> **PROBLEM DESCRIPTION**:
Quote the records beneath, complete and exact. Leave out images.

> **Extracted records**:

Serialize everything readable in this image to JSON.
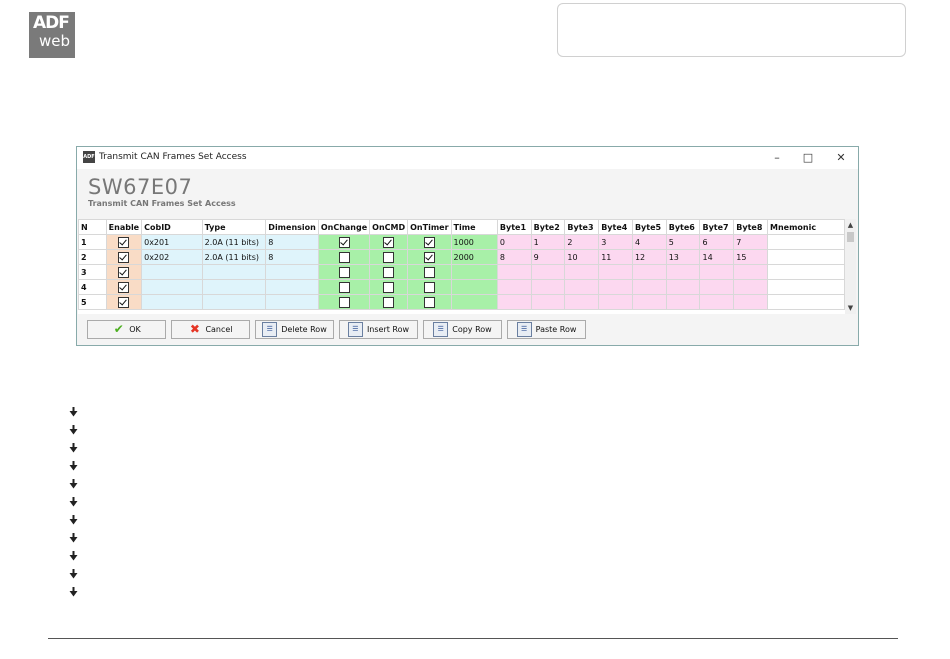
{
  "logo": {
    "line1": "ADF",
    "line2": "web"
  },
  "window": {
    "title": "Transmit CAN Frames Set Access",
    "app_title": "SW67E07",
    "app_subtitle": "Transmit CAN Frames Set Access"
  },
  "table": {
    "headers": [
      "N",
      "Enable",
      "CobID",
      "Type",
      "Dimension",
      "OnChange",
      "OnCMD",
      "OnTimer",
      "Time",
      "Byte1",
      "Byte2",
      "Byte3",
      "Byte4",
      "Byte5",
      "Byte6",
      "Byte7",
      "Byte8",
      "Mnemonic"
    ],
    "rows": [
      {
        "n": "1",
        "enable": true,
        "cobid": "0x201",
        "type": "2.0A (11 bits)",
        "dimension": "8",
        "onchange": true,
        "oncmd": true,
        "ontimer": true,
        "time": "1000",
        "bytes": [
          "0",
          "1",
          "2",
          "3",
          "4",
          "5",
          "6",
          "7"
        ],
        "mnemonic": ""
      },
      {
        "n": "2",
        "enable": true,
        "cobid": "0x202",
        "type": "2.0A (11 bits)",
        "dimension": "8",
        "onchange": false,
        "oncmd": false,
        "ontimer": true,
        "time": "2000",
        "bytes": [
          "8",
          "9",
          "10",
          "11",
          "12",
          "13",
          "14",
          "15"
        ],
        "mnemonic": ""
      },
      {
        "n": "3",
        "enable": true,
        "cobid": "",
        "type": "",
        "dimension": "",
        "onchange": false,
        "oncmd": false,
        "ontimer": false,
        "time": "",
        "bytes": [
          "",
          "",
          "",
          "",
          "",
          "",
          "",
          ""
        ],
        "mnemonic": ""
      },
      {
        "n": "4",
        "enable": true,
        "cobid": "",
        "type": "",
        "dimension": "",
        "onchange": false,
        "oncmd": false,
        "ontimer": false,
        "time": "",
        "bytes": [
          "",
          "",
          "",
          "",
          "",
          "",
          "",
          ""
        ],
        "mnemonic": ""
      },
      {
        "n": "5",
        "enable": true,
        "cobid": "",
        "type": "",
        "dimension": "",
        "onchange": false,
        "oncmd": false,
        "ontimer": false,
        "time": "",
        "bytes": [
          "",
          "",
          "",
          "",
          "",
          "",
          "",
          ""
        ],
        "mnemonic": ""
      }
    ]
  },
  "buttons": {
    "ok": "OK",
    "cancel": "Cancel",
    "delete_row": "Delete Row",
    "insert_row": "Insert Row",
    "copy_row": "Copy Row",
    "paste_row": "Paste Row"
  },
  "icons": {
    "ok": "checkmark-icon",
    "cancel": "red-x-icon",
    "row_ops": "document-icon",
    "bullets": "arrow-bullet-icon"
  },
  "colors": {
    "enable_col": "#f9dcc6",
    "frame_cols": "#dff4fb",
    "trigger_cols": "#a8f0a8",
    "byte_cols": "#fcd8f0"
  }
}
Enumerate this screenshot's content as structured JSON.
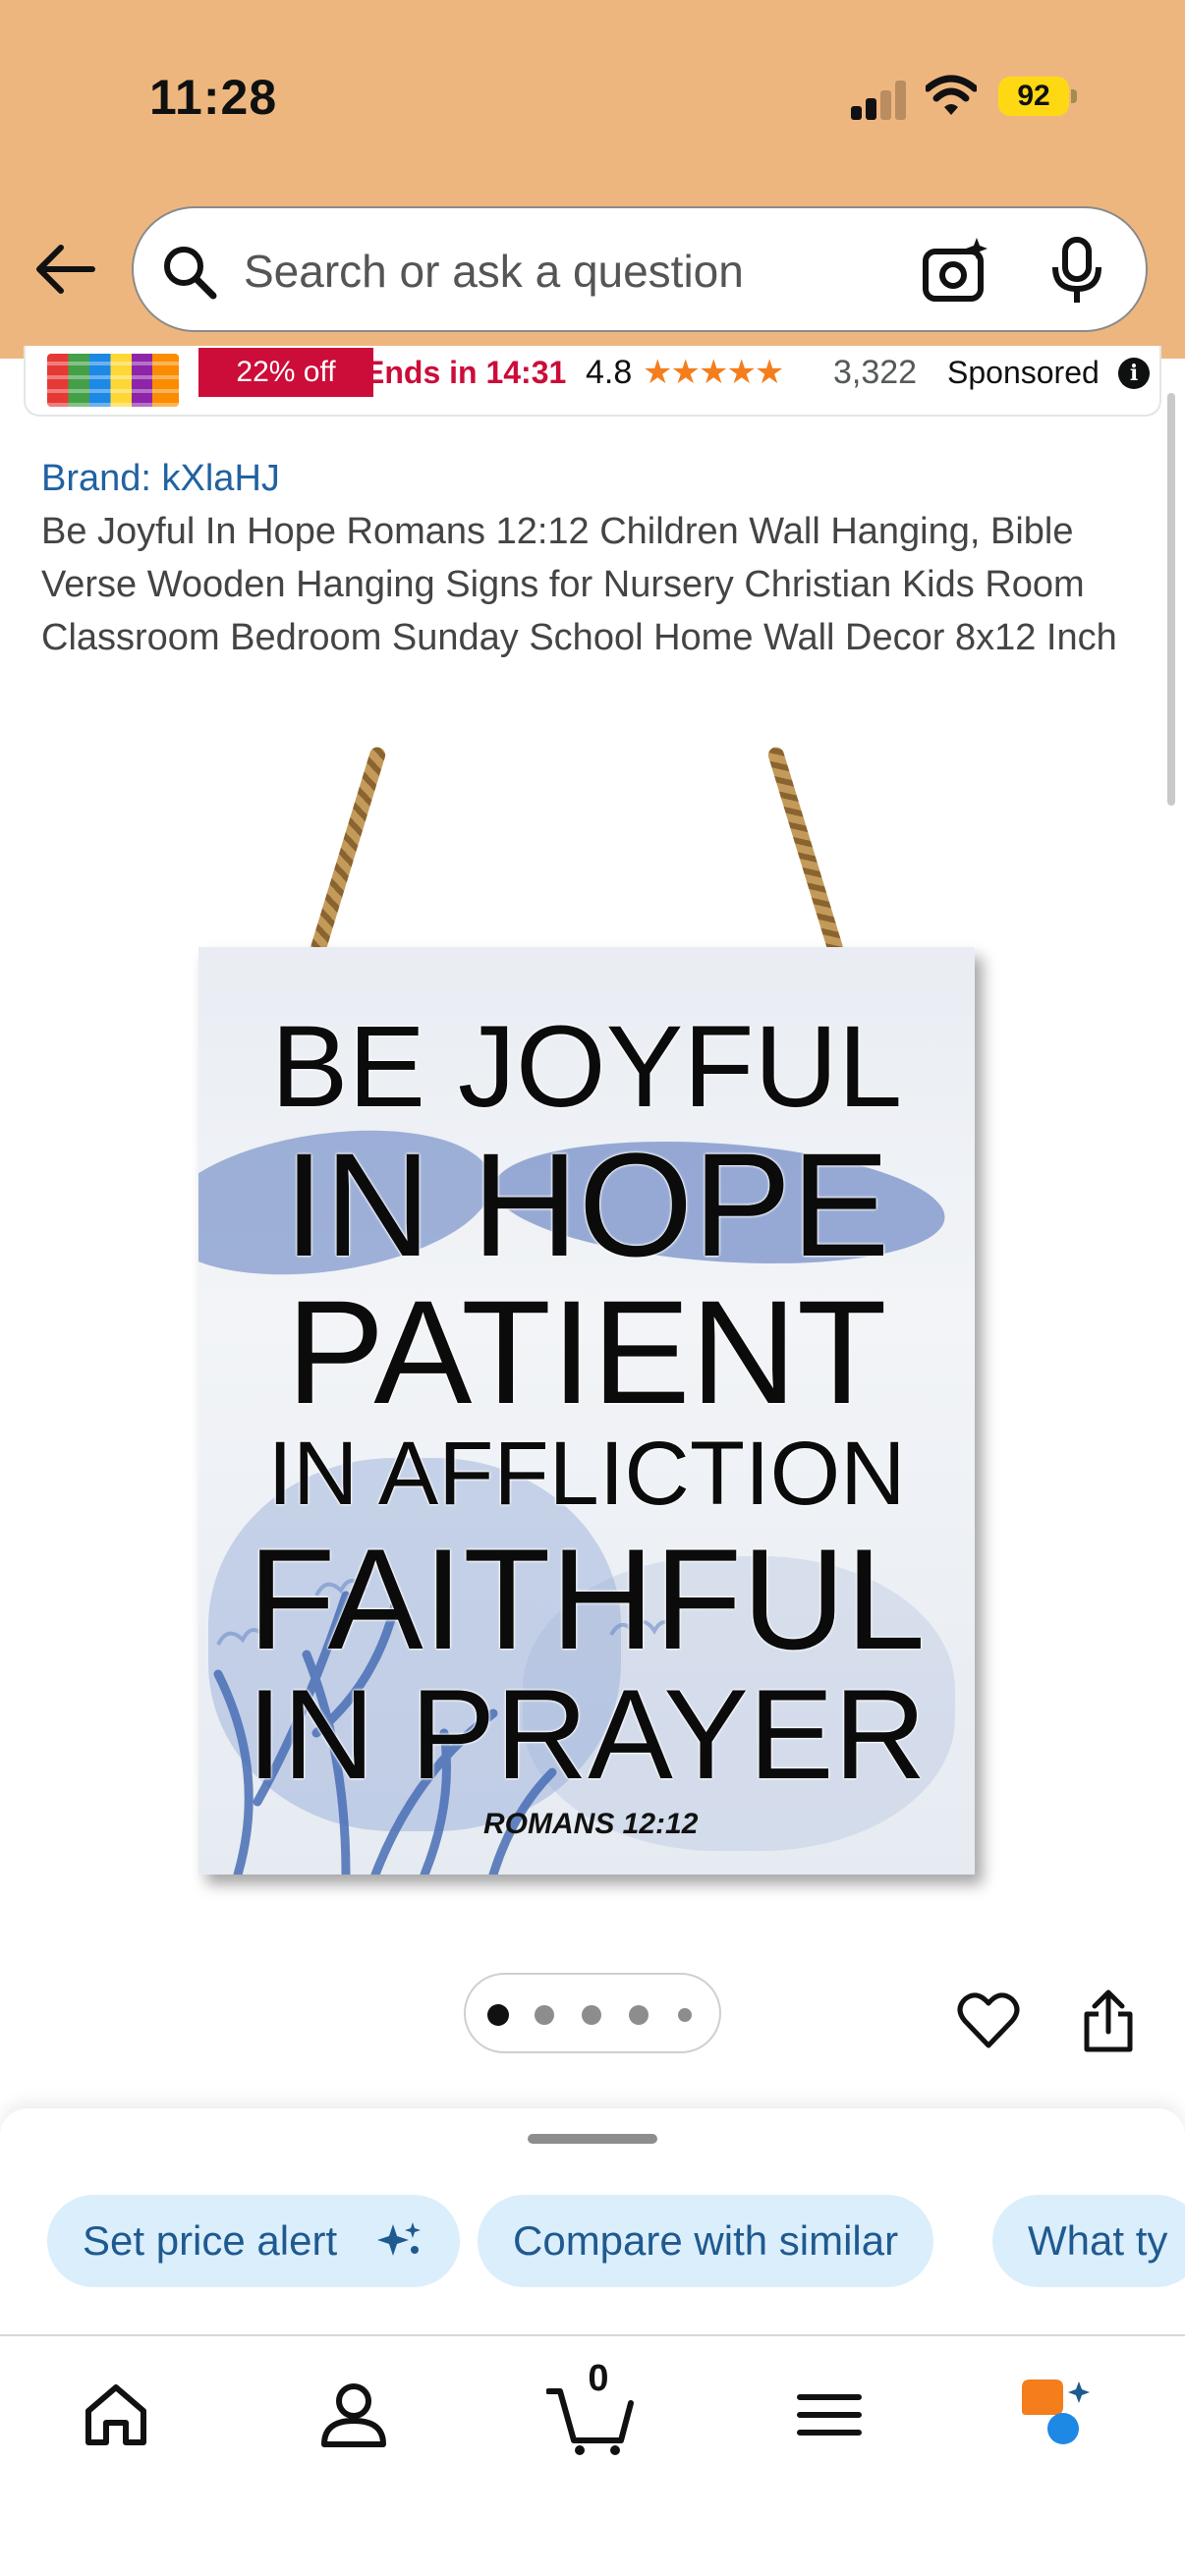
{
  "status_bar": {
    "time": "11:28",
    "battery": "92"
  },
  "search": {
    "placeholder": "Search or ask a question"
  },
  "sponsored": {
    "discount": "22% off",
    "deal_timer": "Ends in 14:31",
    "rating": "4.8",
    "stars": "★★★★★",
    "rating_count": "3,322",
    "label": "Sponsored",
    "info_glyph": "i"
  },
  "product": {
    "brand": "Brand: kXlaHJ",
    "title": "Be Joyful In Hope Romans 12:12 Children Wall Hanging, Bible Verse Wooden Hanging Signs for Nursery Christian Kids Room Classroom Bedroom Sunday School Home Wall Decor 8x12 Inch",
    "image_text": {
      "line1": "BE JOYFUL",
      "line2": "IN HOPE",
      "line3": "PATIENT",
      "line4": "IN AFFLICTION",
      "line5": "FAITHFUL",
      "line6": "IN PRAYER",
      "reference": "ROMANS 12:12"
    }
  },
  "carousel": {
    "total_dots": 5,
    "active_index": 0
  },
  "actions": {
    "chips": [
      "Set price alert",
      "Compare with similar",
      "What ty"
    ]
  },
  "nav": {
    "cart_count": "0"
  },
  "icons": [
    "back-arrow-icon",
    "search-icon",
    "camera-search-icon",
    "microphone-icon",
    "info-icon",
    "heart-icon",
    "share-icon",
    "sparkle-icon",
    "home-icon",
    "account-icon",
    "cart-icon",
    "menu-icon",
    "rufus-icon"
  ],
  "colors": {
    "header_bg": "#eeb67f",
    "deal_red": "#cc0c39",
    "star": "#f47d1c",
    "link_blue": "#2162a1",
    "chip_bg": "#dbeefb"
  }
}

> **RESULT OF THE TASK**:
Serialize everything readable in this image to JSON.
{
  "logo": {
    "line1": "ADF",
    "line2": "web"
  },
  "window": {
    "title": "Transmit CAN Frames Set Access",
    "app_title": "SW67E07",
    "app_subtitle": "Transmit CAN Frames Set Access"
  },
  "table": {
    "headers": [
      "N",
      "Enable",
      "CobID",
      "Type",
      "Dimension",
      "OnChange",
      "OnCMD",
      "OnTimer",
      "Time",
      "Byte1",
      "Byte2",
      "Byte3",
      "Byte4",
      "Byte5",
      "Byte6",
      "Byte7",
      "Byte8",
      "Mnemonic"
    ],
    "rows": [
      {
        "n": "1",
        "enable": true,
        "cobid": "0x201",
        "type": "2.0A (11 bits)",
        "dimension": "8",
        "onchange": true,
        "oncmd": true,
        "ontimer": true,
        "time": "1000",
        "bytes": [
          "0",
          "1",
          "2",
          "3",
          "4",
          "5",
          "6",
          "7"
        ],
        "mnemonic": ""
      },
      {
        "n": "2",
        "enable": true,
        "cobid": "0x202",
        "type": "2.0A (11 bits)",
        "dimension": "8",
        "onchange": false,
        "oncmd": false,
        "ontimer": true,
        "time": "2000",
        "bytes": [
          "8",
          "9",
          "10",
          "11",
          "12",
          "13",
          "14",
          "15"
        ],
        "mnemonic": ""
      },
      {
        "n": "3",
        "enable": true,
        "cobid": "",
        "type": "",
        "dimension": "",
        "onchange": false,
        "oncmd": false,
        "ontimer": false,
        "time": "",
        "bytes": [
          "",
          "",
          "",
          "",
          "",
          "",
          "",
          ""
        ],
        "mnemonic": ""
      },
      {
        "n": "4",
        "enable": true,
        "cobid": "",
        "type": "",
        "dimension": "",
        "onchange": false,
        "oncmd": false,
        "ontimer": false,
        "time": "",
        "bytes": [
          "",
          "",
          "",
          "",
          "",
          "",
          "",
          ""
        ],
        "mnemonic": ""
      },
      {
        "n": "5",
        "enable": true,
        "cobid": "",
        "type": "",
        "dimension": "",
        "onchange": false,
        "oncmd": false,
        "ontimer": false,
        "time": "",
        "bytes": [
          "",
          "",
          "",
          "",
          "",
          "",
          "",
          ""
        ],
        "mnemonic": ""
      }
    ]
  },
  "buttons": {
    "ok": "OK",
    "cancel": "Cancel",
    "delete_row": "Delete Row",
    "insert_row": "Insert Row",
    "copy_row": "Copy Row",
    "paste_row": "Paste Row"
  },
  "icons": {
    "ok": "checkmark-icon",
    "cancel": "red-x-icon",
    "row_ops": "document-icon",
    "bullets": "arrow-bullet-icon"
  },
  "colors": {
    "enable_col": "#f9dcc6",
    "frame_cols": "#dff4fb",
    "trigger_cols": "#a8f0a8",
    "byte_cols": "#fcd8f0"
  }
}
Enumerate this screenshot's content as structured JSON.
{
  "status_bar": {
    "time": "11:28",
    "battery": "92"
  },
  "search": {
    "placeholder": "Search or ask a question"
  },
  "sponsored": {
    "discount": "22% off",
    "deal_timer": "Ends in 14:31",
    "rating": "4.8",
    "stars": "★★★★★",
    "rating_count": "3,322",
    "label": "Sponsored",
    "info_glyph": "i"
  },
  "product": {
    "brand": "Brand: kXlaHJ",
    "title": "Be Joyful In Hope Romans 12:12 Children Wall Hanging, Bible Verse Wooden Hanging Signs for Nursery Christian Kids Room Classroom Bedroom Sunday School Home Wall Decor 8x12 Inch",
    "image_text": {
      "line1": "BE JOYFUL",
      "line2": "IN HOPE",
      "line3": "PATIENT",
      "line4": "IN AFFLICTION",
      "line5": "FAITHFUL",
      "line6": "IN PRAYER",
      "reference": "ROMANS 12:12"
    }
  },
  "carousel": {
    "total_dots": 5,
    "active_index": 0
  },
  "actions": {
    "chips": [
      "Set price alert",
      "Compare with similar",
      "What ty"
    ]
  },
  "nav": {
    "cart_count": "0"
  },
  "icons": [
    "back-arrow-icon",
    "search-icon",
    "camera-search-icon",
    "microphone-icon",
    "info-icon",
    "heart-icon",
    "share-icon",
    "sparkle-icon",
    "home-icon",
    "account-icon",
    "cart-icon",
    "menu-icon",
    "rufus-icon"
  ],
  "colors": {
    "header_bg": "#eeb67f",
    "deal_red": "#cc0c39",
    "star": "#f47d1c",
    "link_blue": "#2162a1",
    "chip_bg": "#dbeefb"
  }
}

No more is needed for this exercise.